◆ What needs to be done ◆
Every entry must be given again exactly.

++++ Records shown

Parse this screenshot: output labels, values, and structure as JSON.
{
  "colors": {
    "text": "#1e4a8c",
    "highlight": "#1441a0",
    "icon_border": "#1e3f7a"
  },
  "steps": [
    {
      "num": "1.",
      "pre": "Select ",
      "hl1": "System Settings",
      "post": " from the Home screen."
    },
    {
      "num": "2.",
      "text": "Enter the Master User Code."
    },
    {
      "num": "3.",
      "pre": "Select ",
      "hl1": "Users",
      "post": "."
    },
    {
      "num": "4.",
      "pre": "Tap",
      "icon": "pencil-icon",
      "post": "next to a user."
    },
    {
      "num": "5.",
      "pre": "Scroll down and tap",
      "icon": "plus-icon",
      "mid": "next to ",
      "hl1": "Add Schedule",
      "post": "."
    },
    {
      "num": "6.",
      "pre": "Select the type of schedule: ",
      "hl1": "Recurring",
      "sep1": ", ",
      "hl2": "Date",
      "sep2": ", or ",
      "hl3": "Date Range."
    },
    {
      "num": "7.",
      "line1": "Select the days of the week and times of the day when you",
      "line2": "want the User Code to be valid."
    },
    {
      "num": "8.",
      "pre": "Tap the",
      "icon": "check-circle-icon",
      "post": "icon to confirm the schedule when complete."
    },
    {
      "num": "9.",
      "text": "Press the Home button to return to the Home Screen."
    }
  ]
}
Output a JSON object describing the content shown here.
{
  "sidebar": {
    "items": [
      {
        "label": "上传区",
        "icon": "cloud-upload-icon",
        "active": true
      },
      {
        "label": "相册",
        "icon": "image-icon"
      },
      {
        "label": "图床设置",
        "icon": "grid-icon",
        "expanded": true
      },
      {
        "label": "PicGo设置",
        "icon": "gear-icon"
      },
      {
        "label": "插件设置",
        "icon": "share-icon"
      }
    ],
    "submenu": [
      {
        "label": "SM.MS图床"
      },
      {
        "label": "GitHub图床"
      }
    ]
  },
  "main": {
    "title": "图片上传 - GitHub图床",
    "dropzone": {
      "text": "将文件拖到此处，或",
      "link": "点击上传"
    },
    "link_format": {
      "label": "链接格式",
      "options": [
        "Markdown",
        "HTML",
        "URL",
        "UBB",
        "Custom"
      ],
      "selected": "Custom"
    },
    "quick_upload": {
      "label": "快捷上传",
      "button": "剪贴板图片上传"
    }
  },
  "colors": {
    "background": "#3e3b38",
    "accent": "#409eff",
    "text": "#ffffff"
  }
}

++++++++

◆ Task result ◆
Parse this screenshot: output labels, values, and structure as JSON.
{
  "colors": {
    "text": "#1e4a8c",
    "highlight": "#1441a0",
    "icon_border": "#1e3f7a"
  },
  "steps": [
    {
      "num": "1.",
      "pre": "Select ",
      "hl1": "System Settings",
      "post": " from the Home screen."
    },
    {
      "num": "2.",
      "text": "Enter the Master User Code."
    },
    {
      "num": "3.",
      "pre": "Select ",
      "hl1": "Users",
      "post": "."
    },
    {
      "num": "4.",
      "pre": "Tap",
      "icon": "pencil-icon",
      "post": "next to a user."
    },
    {
      "num": "5.",
      "pre": "Scroll down and tap",
      "icon": "plus-icon",
      "mid": "next to ",
      "hl1": "Add Schedule",
      "post": "."
    },
    {
      "num": "6.",
      "pre": "Select the type of schedule: ",
      "hl1": "Recurring",
      "sep1": ", ",
      "hl2": "Date",
      "sep2": ", or ",
      "hl3": "Date Range."
    },
    {
      "num": "7.",
      "line1": "Select the days of the week and times of the day when you",
      "line2": "want the User Code to be valid."
    },
    {
      "num": "8.",
      "pre": "Tap the",
      "icon": "check-circle-icon",
      "post": "icon to confirm the schedule when complete."
    },
    {
      "num": "9.",
      "text": "Press the Home button to return to the Home Screen."
    }
  ]
}
Output a JSON object describing the content shown here.
{
  "sidebar": {
    "items": [
      {
        "label": "上传区",
        "icon": "cloud-upload-icon",
        "active": true
      },
      {
        "label": "相册",
        "icon": "image-icon"
      },
      {
        "label": "图床设置",
        "icon": "grid-icon",
        "expanded": true
      },
      {
        "label": "PicGo设置",
        "icon": "gear-icon"
      },
      {
        "label": "插件设置",
        "icon": "share-icon"
      }
    ],
    "submenu": [
      {
        "label": "SM.MS图床"
      },
      {
        "label": "GitHub图床"
      }
    ]
  },
  "main": {
    "title": "图片上传 - GitHub图床",
    "dropzone": {
      "text": "将文件拖到此处，或",
      "link": "点击上传"
    },
    "link_format": {
      "label": "链接格式",
      "options": [
        "Markdown",
        "HTML",
        "URL",
        "UBB",
        "Custom"
      ],
      "selected": "Custom"
    },
    "quick_upload": {
      "label": "快捷上传",
      "button": "剪贴板图片上传"
    }
  },
  "colors": {
    "background": "#3e3b38",
    "accent": "#409eff",
    "text": "#ffffff"
  }
}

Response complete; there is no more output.